* START Reading text *
If you want to follow along using R, then download all of those CSV files, and type the following:
library(dplyr)
library(ggplot2)
#Read the Well Infrastructure File for the Licensee, and WellID
inf <- read.csv("production/Well Infrastructure.CSV")
#Read the Well Licence file for the Licence Number and the WellID
wells <- read.csv("C:/Users/user/My Documents/production/Well Licence.CSV")
#Take only the columns I need from the wells data frame
lic <- wells[,c(2,3,6,7,8)]
#Take the columns I need from the infrastructure data frame
id_map <- inf[,c(1,12,18,19,21,22,23,28)]
welldata <- left_join(id_map, lic, by =c("LicenceNumber" = "LicenceNumber"))
month <- 01
production <- read.csv(paste("production/Vol_2018-",sprintf("%02d", month), ".CSV",sep =""))
  prod <- subset(production, ActivityID == "PROD")
  prod$Volume <- as.numeric(as.character(prod$Volume))
  prod$FromToID <- as.character(prod$FromToID)
  #Gas
  gasprod <- subset(prod, ProductID == "GAS")
  gasprod <- gasprod[,c(20,24)]
  welldataprod <- left_join(welldata,gasprod, by=c("WellID" = "FromToID"))
  welldataprod$Volume <- as.numeric(as.character(welldataprod$Volume))
  gasops <- welldataprod[which(!is.na(welldataprod$Volume) & !is.na(welldataprod$LicenseeName)),] %>% group_by(LicenseeName) %>% summarise(volume = sum(Volume), number = n()) %>% ungroup()
  gasops$avg <- gasops$volume / gasops$number
  gasops$month <- month
The linked facility ID, is not always present in the well infrastructure file, so we will lose some volumes due to this. Once I have joined all of those tables together, I could then join them to the gas price in the province, and have a look at the price sensitivity for each producer, and each facility. I would expect the volume produced to be a function of the square root of the price, or volume squared is proportional to the price. I tried price being directly proportional, and price being proportional to the square root of volume, and found the lowest residual error with the first (volume squared proportional to price). To find out what it actually looks like, we will need to read in at least a years worth of data, so I will just make a for loop to rbind the monthly data into one big dataframe.
#Initialise the final data frame
finalgas <- gasops[1,]
for (month in 1:12) {
  #Add for loop for each month here
  production <- read.csv(paste("production/Vol_2018-",sprintf("%02d", month), ".CSV",sep =""))
  prod <- subset(production, ActivityID == "PROD")
  prod$Volume <- as.numeric(as.character(prod$Volume))
  prod$FromToID <- as.character(prod$FromToID)
  #Gas
  gasprod <- subset(prod, ProductID == "GAS")
  gasprod <- gasprod[,c(20,24)]
  welldataprod <- left_join(welldata,gasprod, by=c("WellID" = "FromToID"))
  welldataprod$Volume <- as.numeric(as.character(welldataprod$Volume))
* END Reading text *
* START Data provided *
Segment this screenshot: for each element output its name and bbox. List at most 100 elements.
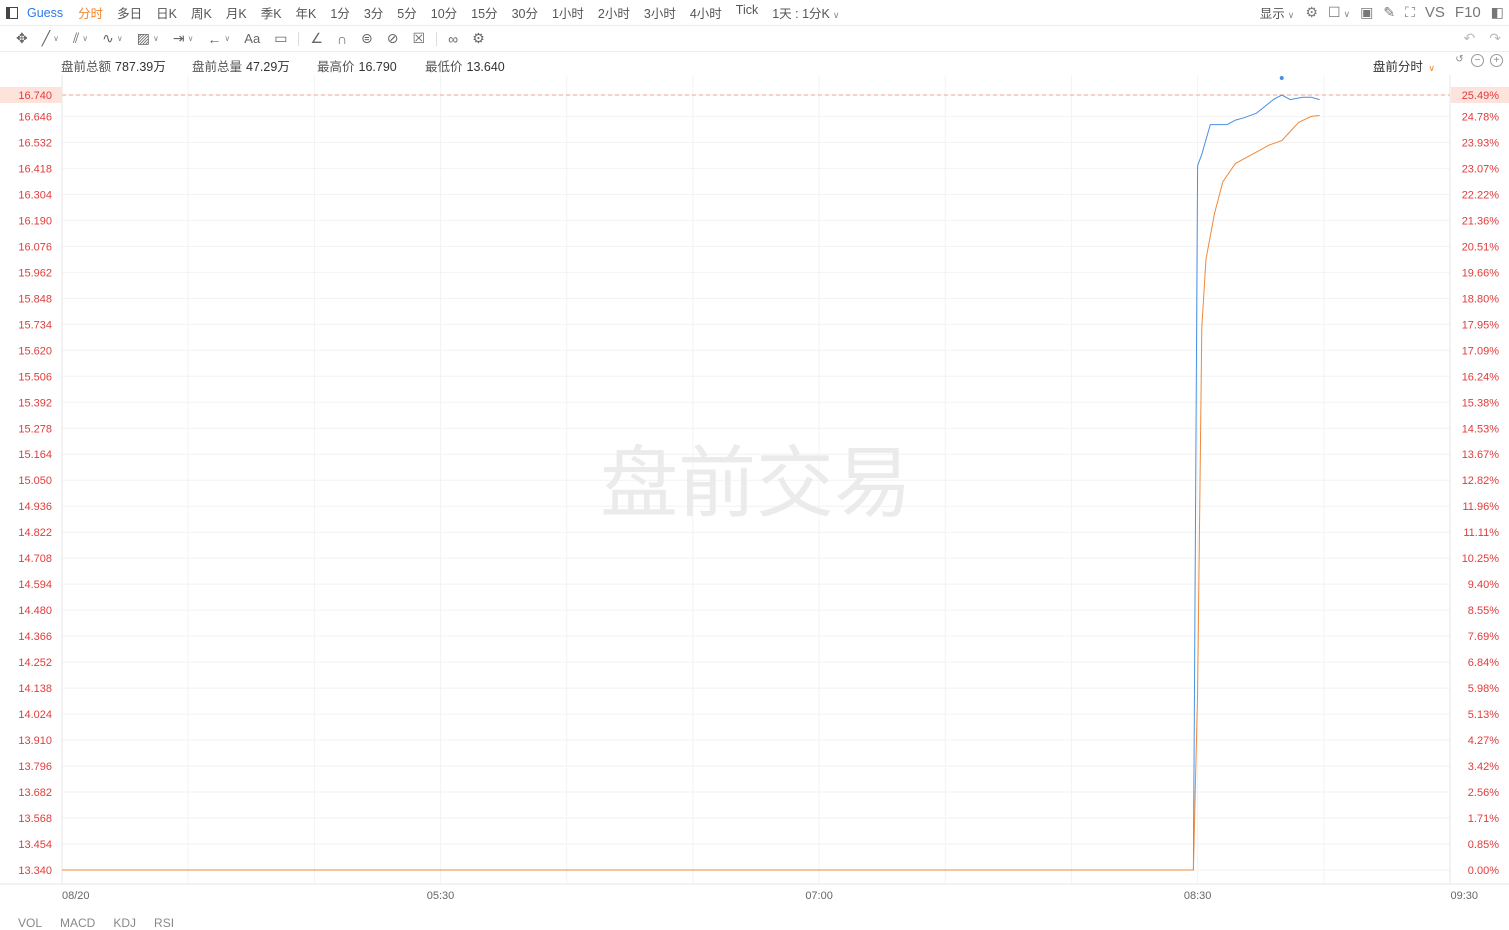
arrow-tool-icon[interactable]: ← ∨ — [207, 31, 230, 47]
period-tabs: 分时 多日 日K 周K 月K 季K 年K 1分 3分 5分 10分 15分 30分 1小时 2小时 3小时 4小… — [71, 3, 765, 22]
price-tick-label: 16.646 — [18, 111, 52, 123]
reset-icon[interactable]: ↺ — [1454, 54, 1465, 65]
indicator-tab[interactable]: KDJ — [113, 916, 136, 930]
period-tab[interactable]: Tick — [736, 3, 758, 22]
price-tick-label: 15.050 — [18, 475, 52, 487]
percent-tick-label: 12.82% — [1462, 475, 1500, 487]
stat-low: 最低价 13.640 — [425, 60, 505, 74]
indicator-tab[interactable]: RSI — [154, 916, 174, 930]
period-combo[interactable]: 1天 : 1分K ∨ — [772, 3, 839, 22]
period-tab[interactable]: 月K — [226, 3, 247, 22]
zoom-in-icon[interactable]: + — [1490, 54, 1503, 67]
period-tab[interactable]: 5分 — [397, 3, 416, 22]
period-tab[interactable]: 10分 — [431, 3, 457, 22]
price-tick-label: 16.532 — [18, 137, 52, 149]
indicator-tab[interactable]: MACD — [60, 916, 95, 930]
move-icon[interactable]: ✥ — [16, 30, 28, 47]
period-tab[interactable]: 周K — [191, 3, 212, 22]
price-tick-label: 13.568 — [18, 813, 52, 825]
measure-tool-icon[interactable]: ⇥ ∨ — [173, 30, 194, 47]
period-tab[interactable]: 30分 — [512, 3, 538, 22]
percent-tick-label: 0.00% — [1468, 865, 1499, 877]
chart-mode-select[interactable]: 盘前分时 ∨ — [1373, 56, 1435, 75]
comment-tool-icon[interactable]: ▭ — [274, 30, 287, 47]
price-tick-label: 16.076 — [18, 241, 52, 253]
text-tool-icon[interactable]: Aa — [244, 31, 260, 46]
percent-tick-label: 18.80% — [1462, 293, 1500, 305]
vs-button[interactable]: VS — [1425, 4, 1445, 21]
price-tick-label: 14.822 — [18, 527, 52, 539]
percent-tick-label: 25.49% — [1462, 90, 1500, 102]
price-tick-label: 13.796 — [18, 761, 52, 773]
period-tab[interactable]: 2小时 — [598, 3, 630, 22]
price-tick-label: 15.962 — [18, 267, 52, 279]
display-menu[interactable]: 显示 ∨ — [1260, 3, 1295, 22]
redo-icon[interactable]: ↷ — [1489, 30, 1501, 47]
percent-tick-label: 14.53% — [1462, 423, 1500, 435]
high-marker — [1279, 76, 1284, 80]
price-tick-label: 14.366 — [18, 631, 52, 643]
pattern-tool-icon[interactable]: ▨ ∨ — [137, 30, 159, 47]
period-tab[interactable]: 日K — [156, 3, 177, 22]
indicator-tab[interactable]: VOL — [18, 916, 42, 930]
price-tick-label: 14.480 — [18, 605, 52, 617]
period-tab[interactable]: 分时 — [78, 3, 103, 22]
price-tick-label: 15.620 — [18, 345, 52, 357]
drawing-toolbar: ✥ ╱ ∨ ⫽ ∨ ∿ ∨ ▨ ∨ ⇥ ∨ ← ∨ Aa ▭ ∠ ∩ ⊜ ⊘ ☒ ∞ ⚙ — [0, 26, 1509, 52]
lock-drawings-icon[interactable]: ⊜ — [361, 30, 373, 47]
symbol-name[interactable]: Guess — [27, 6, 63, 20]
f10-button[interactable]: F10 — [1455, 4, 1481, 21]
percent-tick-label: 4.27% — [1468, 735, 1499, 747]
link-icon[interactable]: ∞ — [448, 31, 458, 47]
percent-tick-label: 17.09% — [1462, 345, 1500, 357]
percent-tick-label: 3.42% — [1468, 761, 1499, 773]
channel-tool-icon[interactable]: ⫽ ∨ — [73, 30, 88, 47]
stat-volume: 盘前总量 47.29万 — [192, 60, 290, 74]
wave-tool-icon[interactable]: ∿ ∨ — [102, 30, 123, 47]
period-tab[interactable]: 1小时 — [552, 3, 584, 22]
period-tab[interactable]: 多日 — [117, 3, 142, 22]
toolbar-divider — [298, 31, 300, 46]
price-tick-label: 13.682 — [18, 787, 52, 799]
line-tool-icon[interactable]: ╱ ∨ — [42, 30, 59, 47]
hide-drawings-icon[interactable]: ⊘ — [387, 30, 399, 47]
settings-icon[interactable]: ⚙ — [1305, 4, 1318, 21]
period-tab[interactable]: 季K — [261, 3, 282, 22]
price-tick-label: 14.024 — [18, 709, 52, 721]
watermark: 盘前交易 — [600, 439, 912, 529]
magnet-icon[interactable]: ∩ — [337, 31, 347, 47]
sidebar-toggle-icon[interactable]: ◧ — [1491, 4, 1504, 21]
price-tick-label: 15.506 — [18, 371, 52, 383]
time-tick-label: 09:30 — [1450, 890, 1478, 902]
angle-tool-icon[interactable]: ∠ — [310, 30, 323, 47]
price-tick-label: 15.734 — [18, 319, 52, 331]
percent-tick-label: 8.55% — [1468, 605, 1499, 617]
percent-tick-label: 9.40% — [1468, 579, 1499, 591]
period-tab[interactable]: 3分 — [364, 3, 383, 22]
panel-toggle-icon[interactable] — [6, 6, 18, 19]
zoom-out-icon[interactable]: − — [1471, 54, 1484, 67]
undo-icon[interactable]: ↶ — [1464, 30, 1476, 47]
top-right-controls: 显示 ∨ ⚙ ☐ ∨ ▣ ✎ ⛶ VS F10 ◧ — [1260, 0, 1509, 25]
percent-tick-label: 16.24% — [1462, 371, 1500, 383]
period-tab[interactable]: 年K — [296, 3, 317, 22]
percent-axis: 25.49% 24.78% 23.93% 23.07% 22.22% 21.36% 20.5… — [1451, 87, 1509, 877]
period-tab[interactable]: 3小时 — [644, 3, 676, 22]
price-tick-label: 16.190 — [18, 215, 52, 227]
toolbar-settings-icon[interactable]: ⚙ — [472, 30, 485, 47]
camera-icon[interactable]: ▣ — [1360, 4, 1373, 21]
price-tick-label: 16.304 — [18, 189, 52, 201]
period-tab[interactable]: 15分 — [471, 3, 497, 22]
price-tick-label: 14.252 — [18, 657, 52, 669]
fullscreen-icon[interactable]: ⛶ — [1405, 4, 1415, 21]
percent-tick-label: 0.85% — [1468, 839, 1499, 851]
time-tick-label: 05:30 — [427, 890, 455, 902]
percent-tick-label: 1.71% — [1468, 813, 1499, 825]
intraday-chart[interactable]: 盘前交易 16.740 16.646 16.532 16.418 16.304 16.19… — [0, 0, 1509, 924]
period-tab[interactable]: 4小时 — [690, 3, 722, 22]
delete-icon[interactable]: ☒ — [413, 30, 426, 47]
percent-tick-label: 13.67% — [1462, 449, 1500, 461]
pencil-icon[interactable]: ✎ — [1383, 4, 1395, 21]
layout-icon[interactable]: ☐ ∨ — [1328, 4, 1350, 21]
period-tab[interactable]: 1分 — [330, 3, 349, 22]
* END Data provided *
Required task 1: In the gas production walkthrough, which relationship between price and volume gave the lowest residual error?
Required task 2: Quote the gas production walkthrough word for word, starting at "gasops <- welldataprod[which(!is.na(welldataprod$Volume)" and ending at "n()) %>% ungroup()".
Required task 3: Condense the paragraph of the gas production walkthrough that opens with "The linked facility ID" into a short list that keeps its main facts.

Task output 1: Volume squared being proportional to price gave the lowest residual error.

Task output 2:
gasops <- welldataprod[which(!is.na(welldataprod$Volume) & !is.na(welldataprod$LicenseeName)),] %>% group_by(LicenseeName) %>% summarise(volume = sum(Volume), number = n()) %>% ungroup()

Task output 3:
- The well infrastructure file does not always include the linked facility ID, so some volumes will be lost.
- After the tables are joined, they can be joined to the province's gas price to examine price sensitivity for each producer and facility.
- Volume produced is expected to be a function of the square root of price, meaning volume squared is proportional to price.
- Of the relationships tried (price directly proportional, price proportional to the square root of volume, and volume squared proportional to price), the last gave the lowest residual error.
- At least a year of data is needed, so a for loop will rbind the monthly data into one large data frame.